Request: Rewrite the rows below, substituting "Frequency (GHz)" for every occurrence of "Frequency [GHz]" and leaving all other text unchanged.

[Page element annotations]
• • • •
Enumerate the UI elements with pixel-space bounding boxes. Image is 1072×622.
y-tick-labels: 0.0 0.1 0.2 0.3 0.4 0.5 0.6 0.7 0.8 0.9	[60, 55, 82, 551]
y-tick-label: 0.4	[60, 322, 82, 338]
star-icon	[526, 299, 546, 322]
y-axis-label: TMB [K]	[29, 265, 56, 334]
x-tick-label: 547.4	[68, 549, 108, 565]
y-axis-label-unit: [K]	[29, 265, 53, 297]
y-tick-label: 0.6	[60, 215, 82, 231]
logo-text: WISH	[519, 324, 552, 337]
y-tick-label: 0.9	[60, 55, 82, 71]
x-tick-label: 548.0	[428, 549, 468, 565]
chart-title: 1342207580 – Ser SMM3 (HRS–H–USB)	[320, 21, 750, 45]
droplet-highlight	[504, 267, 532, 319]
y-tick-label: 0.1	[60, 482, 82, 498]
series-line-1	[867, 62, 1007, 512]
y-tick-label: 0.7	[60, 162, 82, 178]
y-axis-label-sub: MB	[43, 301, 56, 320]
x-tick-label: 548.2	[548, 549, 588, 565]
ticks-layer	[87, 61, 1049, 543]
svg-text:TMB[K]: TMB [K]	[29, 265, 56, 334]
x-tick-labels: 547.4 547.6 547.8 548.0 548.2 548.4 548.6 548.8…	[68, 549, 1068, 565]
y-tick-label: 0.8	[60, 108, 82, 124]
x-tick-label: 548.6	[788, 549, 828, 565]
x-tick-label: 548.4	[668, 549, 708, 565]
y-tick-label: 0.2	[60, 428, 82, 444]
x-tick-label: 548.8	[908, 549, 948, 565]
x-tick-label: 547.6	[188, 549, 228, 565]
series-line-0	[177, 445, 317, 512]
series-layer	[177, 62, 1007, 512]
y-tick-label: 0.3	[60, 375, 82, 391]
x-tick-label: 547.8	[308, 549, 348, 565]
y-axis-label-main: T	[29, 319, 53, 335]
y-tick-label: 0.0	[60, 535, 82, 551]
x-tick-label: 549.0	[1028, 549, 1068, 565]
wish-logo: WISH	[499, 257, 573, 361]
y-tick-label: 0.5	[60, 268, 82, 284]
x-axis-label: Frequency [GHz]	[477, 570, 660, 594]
• • • •
Written answer:
Enumerate the UI elements with pixel-space bounding boxes. Image is 1072×622.
y-tick-labels: 0.0 0.1 0.2 0.3 0.4 0.5 0.6 0.7 0.8 0.9	[60, 55, 82, 551]
y-tick-label: 0.4	[60, 322, 82, 338]
star-icon	[526, 299, 546, 322]
y-axis-label: TMB [K]	[29, 265, 56, 334]
x-tick-label: 547.4	[68, 549, 108, 565]
y-axis-label-unit: [K]	[29, 265, 53, 297]
y-tick-label: 0.6	[60, 215, 82, 231]
logo-text: WISH	[519, 324, 552, 337]
y-tick-label: 0.9	[60, 55, 82, 71]
x-tick-label: 548.0	[428, 549, 468, 565]
chart-title: 1342207580 – Ser SMM3 (HRS–H–USB)	[320, 21, 750, 45]
droplet-highlight	[504, 267, 532, 319]
y-tick-label: 0.1	[60, 482, 82, 498]
series-line-1	[867, 62, 1007, 512]
y-tick-label: 0.7	[60, 162, 82, 178]
y-axis-label-sub: MB	[43, 301, 56, 320]
x-tick-label: 548.2	[548, 549, 588, 565]
ticks-layer	[87, 61, 1049, 543]
svg-text:TMB[K]: TMB [K]	[29, 265, 56, 334]
x-tick-labels: 547.4 547.6 547.8 548.0 548.2 548.4 548.6 548.8…	[68, 549, 1068, 565]
y-tick-label: 0.8	[60, 108, 82, 124]
x-tick-label: 548.6	[788, 549, 828, 565]
x-tick-label: 548.4	[668, 549, 708, 565]
y-tick-label: 0.2	[60, 428, 82, 444]
x-tick-label: 548.8	[908, 549, 948, 565]
x-tick-label: 547.6	[188, 549, 228, 565]
series-line-0	[177, 445, 317, 512]
series-layer	[177, 62, 1007, 512]
y-tick-label: 0.3	[60, 375, 82, 391]
x-tick-label: 547.8	[308, 549, 348, 565]
y-axis-label-main: T	[29, 319, 53, 335]
y-tick-label: 0.0	[60, 535, 82, 551]
x-tick-label: 549.0	[1028, 549, 1068, 565]
wish-logo: WISH	[499, 257, 573, 361]
y-tick-label: 0.5	[60, 268, 82, 284]
x-axis-label: Frequency (GHz)	[477, 570, 660, 594]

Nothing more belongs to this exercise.